── Data lines

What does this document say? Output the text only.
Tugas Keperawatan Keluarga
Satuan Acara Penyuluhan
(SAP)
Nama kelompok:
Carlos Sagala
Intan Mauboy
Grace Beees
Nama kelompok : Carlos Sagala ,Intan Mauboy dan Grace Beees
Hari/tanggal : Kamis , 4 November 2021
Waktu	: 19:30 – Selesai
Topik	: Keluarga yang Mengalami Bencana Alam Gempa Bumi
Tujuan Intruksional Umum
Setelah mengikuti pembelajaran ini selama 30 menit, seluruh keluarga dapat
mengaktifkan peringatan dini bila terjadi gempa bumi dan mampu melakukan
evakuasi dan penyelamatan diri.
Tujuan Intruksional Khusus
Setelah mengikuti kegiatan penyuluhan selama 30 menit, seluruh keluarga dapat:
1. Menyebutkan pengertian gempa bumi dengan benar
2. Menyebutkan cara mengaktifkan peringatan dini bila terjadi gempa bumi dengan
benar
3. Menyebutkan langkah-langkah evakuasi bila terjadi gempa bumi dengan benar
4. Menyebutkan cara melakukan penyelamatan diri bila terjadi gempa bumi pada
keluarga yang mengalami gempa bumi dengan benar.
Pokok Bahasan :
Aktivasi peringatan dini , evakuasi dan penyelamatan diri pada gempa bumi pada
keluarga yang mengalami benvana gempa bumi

────

§ Aim:
Extract the data in full. Keep it word for word.

§ Output:
What does this document say? Output the text only.
Tugas Keperawatan Keluarga
Satuan Acara Penyuluhan
(SAP)
Nama kelompok:
Carlos Sagala
Intan Mauboy
Grace Beees
Nama kelompok : Carlos Sagala ,Intan Mauboy dan Grace Beees
Hari/tanggal : Kamis , 4 November 2021
Waktu	: 19:30 – Selesai
Topik	: Keluarga yang Mengalami Bencana Alam Gempa Bumi
Tujuan Intruksional Umum
Setelah mengikuti pembelajaran ini selama 30 menit, seluruh keluarga dapat
mengaktifkan peringatan dini bila terjadi gempa bumi dan mampu melakukan
evakuasi dan penyelamatan diri.
Tujuan Intruksional Khusus
Setelah mengikuti kegiatan penyuluhan selama 30 menit, seluruh keluarga dapat:
1. Menyebutkan pengertian gempa bumi dengan benar
2. Menyebutkan cara mengaktifkan peringatan dini bila terjadi gempa bumi dengan
benar
3. Menyebutkan langkah-langkah evakuasi bila terjadi gempa bumi dengan benar
4. Menyebutkan cara melakukan penyelamatan diri bila terjadi gempa bumi pada
keluarga yang mengalami gempa bumi dengan benar.
Pokok Bahasan :
Aktivasi peringatan dini , evakuasi dan penyelamatan diri pada gempa bumi pada
keluarga yang mengalami benvana gempa bumi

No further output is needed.